*** INPUT ***

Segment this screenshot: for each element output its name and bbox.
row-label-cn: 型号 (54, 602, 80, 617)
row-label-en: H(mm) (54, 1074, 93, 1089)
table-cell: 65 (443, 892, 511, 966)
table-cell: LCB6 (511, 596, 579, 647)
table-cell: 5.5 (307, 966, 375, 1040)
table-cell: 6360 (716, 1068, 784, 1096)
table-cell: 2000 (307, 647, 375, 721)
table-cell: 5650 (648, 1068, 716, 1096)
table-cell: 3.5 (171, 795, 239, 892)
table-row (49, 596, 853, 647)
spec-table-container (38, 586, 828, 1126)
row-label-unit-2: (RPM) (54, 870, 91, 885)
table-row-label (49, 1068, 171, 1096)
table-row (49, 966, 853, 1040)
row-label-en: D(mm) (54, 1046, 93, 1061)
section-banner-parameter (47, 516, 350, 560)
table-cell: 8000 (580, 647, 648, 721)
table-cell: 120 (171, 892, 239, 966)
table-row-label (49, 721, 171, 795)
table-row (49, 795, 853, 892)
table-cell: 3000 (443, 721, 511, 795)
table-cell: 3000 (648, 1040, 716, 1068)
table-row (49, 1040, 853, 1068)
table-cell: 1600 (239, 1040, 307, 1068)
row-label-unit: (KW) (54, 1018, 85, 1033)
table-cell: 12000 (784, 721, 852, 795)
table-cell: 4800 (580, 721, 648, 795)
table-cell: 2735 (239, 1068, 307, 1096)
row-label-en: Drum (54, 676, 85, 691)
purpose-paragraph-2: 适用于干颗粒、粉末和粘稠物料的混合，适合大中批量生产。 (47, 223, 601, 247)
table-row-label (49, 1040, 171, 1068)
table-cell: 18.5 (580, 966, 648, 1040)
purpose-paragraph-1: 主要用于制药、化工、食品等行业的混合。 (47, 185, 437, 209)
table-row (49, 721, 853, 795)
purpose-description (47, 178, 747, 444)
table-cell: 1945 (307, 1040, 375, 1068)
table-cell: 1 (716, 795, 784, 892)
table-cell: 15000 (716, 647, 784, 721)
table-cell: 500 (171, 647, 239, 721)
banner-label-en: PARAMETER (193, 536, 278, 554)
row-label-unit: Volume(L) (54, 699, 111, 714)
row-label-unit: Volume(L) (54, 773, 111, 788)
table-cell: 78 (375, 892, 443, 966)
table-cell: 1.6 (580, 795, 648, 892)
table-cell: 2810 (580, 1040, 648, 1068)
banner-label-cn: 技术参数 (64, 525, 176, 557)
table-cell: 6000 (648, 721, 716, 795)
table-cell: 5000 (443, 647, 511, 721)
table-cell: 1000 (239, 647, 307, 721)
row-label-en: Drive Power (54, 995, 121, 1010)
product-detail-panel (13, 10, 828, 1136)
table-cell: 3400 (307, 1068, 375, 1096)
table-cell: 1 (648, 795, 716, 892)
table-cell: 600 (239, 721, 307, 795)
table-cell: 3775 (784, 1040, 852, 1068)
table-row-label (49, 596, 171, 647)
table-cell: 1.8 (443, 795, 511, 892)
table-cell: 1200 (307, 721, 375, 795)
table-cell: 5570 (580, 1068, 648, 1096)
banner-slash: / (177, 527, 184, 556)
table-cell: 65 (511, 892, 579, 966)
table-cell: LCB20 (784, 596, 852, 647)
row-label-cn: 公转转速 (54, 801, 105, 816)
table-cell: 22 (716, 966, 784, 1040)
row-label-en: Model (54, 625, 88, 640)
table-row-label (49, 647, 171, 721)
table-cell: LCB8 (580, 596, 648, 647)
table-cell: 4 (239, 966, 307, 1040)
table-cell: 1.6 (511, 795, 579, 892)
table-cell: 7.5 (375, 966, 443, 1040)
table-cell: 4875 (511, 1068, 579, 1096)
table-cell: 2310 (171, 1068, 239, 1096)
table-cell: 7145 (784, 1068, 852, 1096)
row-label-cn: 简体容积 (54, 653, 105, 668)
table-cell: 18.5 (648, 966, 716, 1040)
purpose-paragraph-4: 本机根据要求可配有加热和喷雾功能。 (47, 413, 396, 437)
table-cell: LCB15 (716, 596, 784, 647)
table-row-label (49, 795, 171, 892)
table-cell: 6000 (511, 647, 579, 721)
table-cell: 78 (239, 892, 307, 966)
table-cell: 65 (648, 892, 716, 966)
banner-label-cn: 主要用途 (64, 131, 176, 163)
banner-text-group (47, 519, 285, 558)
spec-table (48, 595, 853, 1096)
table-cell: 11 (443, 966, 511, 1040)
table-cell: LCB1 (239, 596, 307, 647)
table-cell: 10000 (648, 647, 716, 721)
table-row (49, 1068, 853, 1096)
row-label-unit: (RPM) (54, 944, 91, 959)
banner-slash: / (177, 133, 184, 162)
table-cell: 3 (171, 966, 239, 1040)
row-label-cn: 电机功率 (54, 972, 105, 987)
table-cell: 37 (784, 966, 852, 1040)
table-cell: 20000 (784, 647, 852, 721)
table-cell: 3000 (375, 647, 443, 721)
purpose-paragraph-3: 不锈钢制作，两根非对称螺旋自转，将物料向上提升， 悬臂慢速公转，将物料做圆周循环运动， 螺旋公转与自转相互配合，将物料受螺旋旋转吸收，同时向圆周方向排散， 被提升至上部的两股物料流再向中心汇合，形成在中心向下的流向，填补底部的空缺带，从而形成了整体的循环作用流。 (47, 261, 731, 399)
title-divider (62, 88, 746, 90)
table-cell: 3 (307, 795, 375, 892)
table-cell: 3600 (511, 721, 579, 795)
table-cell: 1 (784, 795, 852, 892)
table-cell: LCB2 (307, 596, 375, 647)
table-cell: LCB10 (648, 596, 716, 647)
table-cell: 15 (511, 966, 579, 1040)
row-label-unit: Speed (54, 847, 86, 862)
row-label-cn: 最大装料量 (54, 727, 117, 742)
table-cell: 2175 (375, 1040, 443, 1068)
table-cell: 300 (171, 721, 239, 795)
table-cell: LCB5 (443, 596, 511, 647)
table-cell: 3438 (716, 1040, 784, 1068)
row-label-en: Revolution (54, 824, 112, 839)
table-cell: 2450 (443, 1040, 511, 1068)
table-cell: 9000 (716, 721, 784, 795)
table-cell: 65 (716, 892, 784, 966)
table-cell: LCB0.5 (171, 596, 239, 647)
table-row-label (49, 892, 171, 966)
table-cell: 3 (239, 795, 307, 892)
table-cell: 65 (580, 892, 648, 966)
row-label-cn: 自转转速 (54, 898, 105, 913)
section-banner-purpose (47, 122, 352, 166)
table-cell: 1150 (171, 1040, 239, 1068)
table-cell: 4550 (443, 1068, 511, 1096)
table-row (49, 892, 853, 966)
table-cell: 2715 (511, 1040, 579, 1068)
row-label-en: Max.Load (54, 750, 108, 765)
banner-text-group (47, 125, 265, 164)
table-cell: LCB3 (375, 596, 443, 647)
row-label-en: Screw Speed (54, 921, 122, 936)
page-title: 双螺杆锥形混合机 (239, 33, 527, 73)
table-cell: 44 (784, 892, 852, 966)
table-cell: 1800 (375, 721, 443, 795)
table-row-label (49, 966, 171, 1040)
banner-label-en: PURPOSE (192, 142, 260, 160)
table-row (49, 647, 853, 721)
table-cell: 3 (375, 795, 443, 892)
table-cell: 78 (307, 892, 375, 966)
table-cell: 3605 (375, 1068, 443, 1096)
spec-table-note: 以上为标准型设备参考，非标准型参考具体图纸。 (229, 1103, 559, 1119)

***

▶ [TO BE DONE]
Rewrite all of the data above, substituting "Capacity(L)" for every occurrence of "Volume(L)". Leave everything else unchanged.

▶ [WORKED ANSWER]
Segment this screenshot: for each element output its name and bbox.
row-label-cn: 型号 (54, 602, 80, 617)
row-label-en: H(mm) (54, 1074, 93, 1089)
table-cell: 65 (443, 892, 511, 966)
table-cell: LCB6 (511, 596, 579, 647)
table-cell: 5.5 (307, 966, 375, 1040)
table-cell: 6360 (716, 1068, 784, 1096)
table-cell: 2000 (307, 647, 375, 721)
table-cell: 5650 (648, 1068, 716, 1096)
table-cell: 3.5 (171, 795, 239, 892)
table-row (49, 596, 853, 647)
spec-table-container (38, 586, 828, 1126)
row-label-unit-2: (RPM) (54, 870, 91, 885)
table-row-label (49, 1068, 171, 1096)
table-row (49, 966, 853, 1040)
row-label-en: D(mm) (54, 1046, 93, 1061)
section-banner-parameter (47, 516, 350, 560)
table-cell: 8000 (580, 647, 648, 721)
table-cell: 120 (171, 892, 239, 966)
table-row-label (49, 721, 171, 795)
table-row (49, 795, 853, 892)
table-cell: 3000 (443, 721, 511, 795)
table-cell: 3000 (648, 1040, 716, 1068)
table-row (49, 1040, 853, 1068)
table-cell: 1600 (239, 1040, 307, 1068)
row-label-unit: (KW) (54, 1018, 85, 1033)
table-cell: 12000 (784, 721, 852, 795)
table-cell: 4800 (580, 721, 648, 795)
table-cell: 2735 (239, 1068, 307, 1096)
row-label-en: Drum (54, 676, 85, 691)
purpose-paragraph-2: 适用于干颗粒、粉末和粘稠物料的混合，适合大中批量生产。 (47, 223, 601, 247)
table-row-label (49, 1040, 171, 1068)
table-cell: 18.5 (580, 966, 648, 1040)
purpose-paragraph-1: 主要用于制药、化工、食品等行业的混合。 (47, 185, 437, 209)
table-row (49, 721, 853, 795)
purpose-description (47, 178, 747, 444)
table-cell: 1945 (307, 1040, 375, 1068)
table-cell: 1 (716, 795, 784, 892)
table-cell: 15000 (716, 647, 784, 721)
table-cell: 500 (171, 647, 239, 721)
banner-label-en: PARAMETER (193, 536, 278, 554)
row-label-unit: Capacity(L) (54, 699, 111, 714)
row-label-unit: Capacity(L) (54, 773, 111, 788)
table-cell: 78 (375, 892, 443, 966)
table-cell: 1.6 (580, 795, 648, 892)
table-cell: 2810 (580, 1040, 648, 1068)
banner-label-cn: 技术参数 (64, 525, 176, 557)
table-cell: 6000 (648, 721, 716, 795)
table-cell: 5000 (443, 647, 511, 721)
table-cell: 1000 (239, 647, 307, 721)
row-label-en: Drive Power (54, 995, 121, 1010)
product-detail-panel (13, 10, 828, 1136)
table-cell: 3400 (307, 1068, 375, 1096)
table-cell: 1 (648, 795, 716, 892)
table-cell: 600 (239, 721, 307, 795)
table-cell: 3775 (784, 1040, 852, 1068)
table-row-label (49, 596, 171, 647)
table-cell: 1.8 (443, 795, 511, 892)
table-cell: 1200 (307, 721, 375, 795)
table-cell: 5570 (580, 1068, 648, 1096)
banner-slash: / (177, 527, 184, 556)
table-cell: 65 (511, 892, 579, 966)
table-cell: LCB20 (784, 596, 852, 647)
row-label-cn: 公转转速 (54, 801, 105, 816)
table-cell: 22 (716, 966, 784, 1040)
row-label-en: Model (54, 625, 88, 640)
table-row-label (49, 647, 171, 721)
table-cell: LCB8 (580, 596, 648, 647)
table-cell: 4 (239, 966, 307, 1040)
table-cell: 1.6 (511, 795, 579, 892)
table-cell: 7.5 (375, 966, 443, 1040)
table-cell: 4875 (511, 1068, 579, 1096)
table-cell: 2310 (171, 1068, 239, 1096)
table-cell: 7145 (784, 1068, 852, 1096)
row-label-cn: 简体容积 (54, 653, 105, 668)
table-cell: 18.5 (648, 966, 716, 1040)
purpose-paragraph-4: 本机根据要求可配有加热和喷雾功能。 (47, 413, 396, 437)
table-cell: LCB15 (716, 596, 784, 647)
table-row-label (49, 795, 171, 892)
table-cell: 6000 (511, 647, 579, 721)
table-cell: 78 (239, 892, 307, 966)
table-cell: 65 (648, 892, 716, 966)
banner-label-cn: 主要用途 (64, 131, 176, 163)
banner-text-group (47, 519, 285, 558)
spec-table (48, 595, 853, 1096)
table-cell: 11 (443, 966, 511, 1040)
table-cell: LCB1 (239, 596, 307, 647)
table-cell: 10000 (648, 647, 716, 721)
table-row (49, 1068, 853, 1096)
row-label-unit: (RPM) (54, 944, 91, 959)
banner-slash: / (177, 133, 184, 162)
table-cell: 3 (171, 966, 239, 1040)
row-label-cn: 电机功率 (54, 972, 105, 987)
table-cell: 37 (784, 966, 852, 1040)
table-cell: 20000 (784, 647, 852, 721)
table-cell: 3000 (375, 647, 443, 721)
purpose-paragraph-3: 不锈钢制作，两根非对称螺旋自转，将物料向上提升， 悬臂慢速公转，将物料做圆周循环运动， 螺旋公转与自转相互配合，将物料受螺旋旋转吸收，同时向圆周方向排散， 被提升至上部的两股物料流再向中心汇合，形成在中心向下的流向，填补底部的空缺带，从而形成了整体的循环作用流。 (47, 261, 731, 399)
title-divider (62, 88, 746, 90)
table-cell: 3 (307, 795, 375, 892)
table-cell: 3600 (511, 721, 579, 795)
table-cell: 1 (784, 795, 852, 892)
table-cell: LCB2 (307, 596, 375, 647)
table-cell: LCB10 (648, 596, 716, 647)
table-cell: 15 (511, 966, 579, 1040)
row-label-unit: Speed (54, 847, 86, 862)
row-label-cn: 最大装料量 (54, 727, 117, 742)
table-cell: 2175 (375, 1040, 443, 1068)
table-cell: 300 (171, 721, 239, 795)
table-cell: LCB5 (443, 596, 511, 647)
table-cell: 3438 (716, 1040, 784, 1068)
row-label-en: Revolution (54, 824, 112, 839)
table-cell: 2450 (443, 1040, 511, 1068)
table-cell: 9000 (716, 721, 784, 795)
table-cell: 65 (716, 892, 784, 966)
table-cell: LCB0.5 (171, 596, 239, 647)
table-row-label (49, 892, 171, 966)
table-cell: 3 (239, 795, 307, 892)
table-cell: 65 (580, 892, 648, 966)
row-label-cn: 自转转速 (54, 898, 105, 913)
section-banner-purpose (47, 122, 352, 166)
table-cell: 1150 (171, 1040, 239, 1068)
table-cell: 4550 (443, 1068, 511, 1096)
table-row (49, 892, 853, 966)
table-cell: 2715 (511, 1040, 579, 1068)
row-label-en: Max.Load (54, 750, 108, 765)
banner-text-group (47, 125, 265, 164)
table-cell: LCB3 (375, 596, 443, 647)
row-label-en: Screw Speed (54, 921, 122, 936)
page-title: 双螺杆锥形混合机 (239, 33, 527, 73)
table-cell: 44 (784, 892, 852, 966)
table-cell: 1800 (375, 721, 443, 795)
table-row-label (49, 966, 171, 1040)
banner-label-en: PURPOSE (192, 142, 260, 160)
table-row (49, 647, 853, 721)
table-cell: 3 (375, 795, 443, 892)
table-cell: 78 (307, 892, 375, 966)
table-cell: 3605 (375, 1068, 443, 1096)
spec-table-note: 以上为标准型设备参考，非标准型参考具体图纸。 (229, 1103, 559, 1119)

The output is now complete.